Which lines contain the word "somewhat"? Return each of them as written.
── SUPPLIED MATERIAL
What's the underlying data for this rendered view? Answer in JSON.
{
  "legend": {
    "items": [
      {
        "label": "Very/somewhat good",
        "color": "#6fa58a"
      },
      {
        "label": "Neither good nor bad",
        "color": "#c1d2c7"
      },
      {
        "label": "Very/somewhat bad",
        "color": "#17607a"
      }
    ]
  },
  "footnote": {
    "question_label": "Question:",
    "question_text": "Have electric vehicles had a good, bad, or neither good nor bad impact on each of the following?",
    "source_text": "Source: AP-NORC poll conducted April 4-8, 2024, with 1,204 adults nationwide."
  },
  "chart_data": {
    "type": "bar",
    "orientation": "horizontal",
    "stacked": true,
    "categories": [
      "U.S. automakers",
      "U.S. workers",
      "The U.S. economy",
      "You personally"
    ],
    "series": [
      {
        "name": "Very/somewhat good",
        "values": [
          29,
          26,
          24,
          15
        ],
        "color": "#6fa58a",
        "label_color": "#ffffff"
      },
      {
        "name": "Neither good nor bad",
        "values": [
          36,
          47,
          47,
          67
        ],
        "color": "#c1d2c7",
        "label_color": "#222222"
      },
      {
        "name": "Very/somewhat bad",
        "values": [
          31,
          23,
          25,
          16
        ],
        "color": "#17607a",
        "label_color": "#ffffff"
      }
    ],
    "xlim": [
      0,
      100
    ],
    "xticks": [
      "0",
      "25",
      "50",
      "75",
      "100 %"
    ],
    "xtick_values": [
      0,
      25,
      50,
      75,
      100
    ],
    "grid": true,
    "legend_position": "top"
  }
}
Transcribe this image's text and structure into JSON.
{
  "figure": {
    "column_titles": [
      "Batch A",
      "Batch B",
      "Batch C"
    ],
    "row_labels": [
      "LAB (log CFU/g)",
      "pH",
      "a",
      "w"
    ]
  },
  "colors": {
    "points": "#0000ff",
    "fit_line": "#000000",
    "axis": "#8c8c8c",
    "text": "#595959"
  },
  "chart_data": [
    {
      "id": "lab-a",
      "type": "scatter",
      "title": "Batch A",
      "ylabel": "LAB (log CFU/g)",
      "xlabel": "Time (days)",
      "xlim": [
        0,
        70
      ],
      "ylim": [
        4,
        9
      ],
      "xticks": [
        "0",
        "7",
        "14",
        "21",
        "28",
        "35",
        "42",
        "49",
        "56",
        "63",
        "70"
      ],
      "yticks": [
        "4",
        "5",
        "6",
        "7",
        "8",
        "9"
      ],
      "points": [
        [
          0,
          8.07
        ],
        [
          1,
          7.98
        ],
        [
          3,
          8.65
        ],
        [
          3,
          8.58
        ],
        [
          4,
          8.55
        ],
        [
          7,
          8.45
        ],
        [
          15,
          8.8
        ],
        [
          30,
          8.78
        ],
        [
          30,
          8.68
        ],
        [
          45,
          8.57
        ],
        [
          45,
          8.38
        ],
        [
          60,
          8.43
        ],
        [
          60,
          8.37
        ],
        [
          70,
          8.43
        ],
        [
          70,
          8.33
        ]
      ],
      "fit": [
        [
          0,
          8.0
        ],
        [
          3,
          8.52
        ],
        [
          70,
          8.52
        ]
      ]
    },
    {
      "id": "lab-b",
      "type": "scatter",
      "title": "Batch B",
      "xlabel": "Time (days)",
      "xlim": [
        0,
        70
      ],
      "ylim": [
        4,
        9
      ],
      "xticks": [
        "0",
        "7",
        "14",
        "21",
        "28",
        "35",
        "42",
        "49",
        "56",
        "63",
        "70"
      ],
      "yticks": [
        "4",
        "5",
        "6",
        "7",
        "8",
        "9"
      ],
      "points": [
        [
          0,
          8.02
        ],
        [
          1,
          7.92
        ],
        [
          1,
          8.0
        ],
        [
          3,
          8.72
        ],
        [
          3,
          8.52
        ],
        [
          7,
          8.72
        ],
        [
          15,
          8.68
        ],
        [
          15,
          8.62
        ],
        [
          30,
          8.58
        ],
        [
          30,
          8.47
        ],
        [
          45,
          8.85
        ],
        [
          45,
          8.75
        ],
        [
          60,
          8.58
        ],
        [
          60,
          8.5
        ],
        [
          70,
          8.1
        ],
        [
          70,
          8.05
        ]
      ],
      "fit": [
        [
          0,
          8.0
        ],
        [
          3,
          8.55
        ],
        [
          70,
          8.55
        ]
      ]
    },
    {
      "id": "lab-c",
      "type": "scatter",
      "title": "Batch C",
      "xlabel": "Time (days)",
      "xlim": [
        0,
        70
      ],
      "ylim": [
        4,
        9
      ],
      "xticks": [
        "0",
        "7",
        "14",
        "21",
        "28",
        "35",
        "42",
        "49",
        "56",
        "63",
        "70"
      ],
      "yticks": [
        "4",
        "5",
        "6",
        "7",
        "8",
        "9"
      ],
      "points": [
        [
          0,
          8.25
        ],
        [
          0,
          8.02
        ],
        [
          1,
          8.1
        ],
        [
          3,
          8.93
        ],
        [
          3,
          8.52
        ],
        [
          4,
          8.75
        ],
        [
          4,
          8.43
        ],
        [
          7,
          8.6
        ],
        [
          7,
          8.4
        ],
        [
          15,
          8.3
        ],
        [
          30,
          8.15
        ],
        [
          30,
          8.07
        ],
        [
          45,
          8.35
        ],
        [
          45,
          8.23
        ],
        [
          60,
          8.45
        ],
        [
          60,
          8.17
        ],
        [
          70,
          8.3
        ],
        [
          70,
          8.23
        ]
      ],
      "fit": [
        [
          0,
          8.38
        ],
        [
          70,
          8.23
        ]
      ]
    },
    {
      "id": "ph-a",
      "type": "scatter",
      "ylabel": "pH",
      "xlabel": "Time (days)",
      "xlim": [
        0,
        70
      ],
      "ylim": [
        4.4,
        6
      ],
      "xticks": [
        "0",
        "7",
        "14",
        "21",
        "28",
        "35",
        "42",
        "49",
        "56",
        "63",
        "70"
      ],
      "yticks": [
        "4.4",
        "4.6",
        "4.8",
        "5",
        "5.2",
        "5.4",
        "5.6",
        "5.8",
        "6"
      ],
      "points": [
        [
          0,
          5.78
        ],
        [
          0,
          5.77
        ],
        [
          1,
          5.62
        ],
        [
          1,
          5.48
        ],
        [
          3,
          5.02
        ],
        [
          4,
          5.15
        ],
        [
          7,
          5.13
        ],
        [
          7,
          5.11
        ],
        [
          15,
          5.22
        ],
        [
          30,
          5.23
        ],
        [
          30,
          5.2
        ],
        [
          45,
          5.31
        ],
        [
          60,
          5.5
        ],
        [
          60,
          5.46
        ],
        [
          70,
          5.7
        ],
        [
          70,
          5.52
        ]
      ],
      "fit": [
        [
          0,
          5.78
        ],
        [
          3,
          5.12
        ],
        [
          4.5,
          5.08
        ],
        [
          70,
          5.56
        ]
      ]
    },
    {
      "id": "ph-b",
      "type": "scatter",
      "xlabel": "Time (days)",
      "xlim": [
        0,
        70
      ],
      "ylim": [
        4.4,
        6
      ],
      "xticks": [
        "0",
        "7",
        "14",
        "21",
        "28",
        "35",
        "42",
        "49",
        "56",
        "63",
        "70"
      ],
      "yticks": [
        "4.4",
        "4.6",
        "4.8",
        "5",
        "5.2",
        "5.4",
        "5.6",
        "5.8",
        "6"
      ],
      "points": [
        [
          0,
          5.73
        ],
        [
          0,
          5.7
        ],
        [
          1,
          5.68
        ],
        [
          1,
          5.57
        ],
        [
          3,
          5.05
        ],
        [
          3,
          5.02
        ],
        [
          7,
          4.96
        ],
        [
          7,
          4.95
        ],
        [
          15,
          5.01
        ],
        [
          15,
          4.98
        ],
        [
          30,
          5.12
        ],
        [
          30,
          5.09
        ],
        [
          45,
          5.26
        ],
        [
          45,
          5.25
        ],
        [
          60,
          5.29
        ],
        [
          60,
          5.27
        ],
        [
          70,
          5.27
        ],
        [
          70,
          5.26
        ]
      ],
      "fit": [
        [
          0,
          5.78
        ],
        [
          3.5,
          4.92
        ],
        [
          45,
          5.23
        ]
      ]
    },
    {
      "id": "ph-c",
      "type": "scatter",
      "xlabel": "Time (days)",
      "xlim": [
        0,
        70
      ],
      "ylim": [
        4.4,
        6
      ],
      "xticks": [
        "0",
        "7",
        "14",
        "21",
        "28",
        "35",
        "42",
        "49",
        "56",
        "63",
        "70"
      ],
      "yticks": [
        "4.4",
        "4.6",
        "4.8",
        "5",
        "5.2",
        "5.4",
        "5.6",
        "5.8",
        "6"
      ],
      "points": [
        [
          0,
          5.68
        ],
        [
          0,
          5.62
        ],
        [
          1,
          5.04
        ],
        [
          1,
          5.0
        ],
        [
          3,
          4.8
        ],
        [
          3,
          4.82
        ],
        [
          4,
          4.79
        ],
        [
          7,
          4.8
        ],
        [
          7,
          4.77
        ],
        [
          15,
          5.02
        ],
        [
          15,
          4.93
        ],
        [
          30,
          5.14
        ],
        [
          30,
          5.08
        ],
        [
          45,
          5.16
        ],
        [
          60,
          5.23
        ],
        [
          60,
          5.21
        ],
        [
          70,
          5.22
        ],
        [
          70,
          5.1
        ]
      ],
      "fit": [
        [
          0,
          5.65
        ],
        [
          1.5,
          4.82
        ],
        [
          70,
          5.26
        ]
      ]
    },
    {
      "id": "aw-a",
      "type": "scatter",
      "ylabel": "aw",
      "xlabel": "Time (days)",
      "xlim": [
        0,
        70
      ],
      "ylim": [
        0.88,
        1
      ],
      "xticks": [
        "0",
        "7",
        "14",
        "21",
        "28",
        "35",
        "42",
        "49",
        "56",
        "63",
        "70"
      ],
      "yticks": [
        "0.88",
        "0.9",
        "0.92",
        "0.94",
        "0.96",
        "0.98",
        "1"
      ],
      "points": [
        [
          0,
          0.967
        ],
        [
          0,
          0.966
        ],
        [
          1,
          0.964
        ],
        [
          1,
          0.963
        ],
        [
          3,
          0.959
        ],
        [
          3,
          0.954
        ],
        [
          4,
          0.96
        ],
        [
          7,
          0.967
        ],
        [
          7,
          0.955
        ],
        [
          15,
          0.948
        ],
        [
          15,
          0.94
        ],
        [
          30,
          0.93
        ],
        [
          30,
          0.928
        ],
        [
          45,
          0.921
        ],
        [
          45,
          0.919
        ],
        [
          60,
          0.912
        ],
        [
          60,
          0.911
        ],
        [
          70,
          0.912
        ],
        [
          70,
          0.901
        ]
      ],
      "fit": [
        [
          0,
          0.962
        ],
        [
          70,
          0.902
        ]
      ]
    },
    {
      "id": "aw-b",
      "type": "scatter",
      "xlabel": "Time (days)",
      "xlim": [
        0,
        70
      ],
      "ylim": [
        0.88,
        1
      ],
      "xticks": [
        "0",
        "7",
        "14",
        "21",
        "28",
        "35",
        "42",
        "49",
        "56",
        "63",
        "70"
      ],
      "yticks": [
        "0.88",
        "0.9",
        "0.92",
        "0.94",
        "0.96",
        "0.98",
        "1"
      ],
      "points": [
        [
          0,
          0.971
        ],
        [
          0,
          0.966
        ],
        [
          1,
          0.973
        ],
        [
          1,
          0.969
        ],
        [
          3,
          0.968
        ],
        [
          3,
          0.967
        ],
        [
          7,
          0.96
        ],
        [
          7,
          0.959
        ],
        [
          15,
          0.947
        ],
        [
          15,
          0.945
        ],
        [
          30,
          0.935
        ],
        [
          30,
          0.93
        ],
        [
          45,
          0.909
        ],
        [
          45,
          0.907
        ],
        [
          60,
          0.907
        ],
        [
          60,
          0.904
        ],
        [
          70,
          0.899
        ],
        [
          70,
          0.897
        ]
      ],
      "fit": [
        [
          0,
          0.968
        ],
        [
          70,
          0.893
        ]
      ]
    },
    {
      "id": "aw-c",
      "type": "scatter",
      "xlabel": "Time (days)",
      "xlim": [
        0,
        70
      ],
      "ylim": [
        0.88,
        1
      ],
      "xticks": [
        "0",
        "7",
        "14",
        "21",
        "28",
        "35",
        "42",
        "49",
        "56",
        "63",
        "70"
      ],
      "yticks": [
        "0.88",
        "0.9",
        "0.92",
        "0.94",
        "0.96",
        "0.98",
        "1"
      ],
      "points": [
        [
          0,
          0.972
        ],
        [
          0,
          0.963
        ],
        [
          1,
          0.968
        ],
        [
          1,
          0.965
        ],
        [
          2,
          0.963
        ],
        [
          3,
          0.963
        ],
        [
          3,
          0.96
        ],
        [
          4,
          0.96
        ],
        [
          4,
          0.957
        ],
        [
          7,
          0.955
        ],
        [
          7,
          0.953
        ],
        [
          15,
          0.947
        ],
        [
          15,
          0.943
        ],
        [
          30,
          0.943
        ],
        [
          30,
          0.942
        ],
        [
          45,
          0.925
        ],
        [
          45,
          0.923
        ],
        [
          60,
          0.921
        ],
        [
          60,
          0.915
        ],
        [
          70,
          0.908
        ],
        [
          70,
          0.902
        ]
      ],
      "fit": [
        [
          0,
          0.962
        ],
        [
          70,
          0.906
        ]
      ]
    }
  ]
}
────
> _RESULT FOR THIS EXERCISE_:
        "label": "Very/somewhat good",
        "label": "Very/somewhat bad",
        "name": "Very/somewhat good",
        "name": "Very/somewhat bad",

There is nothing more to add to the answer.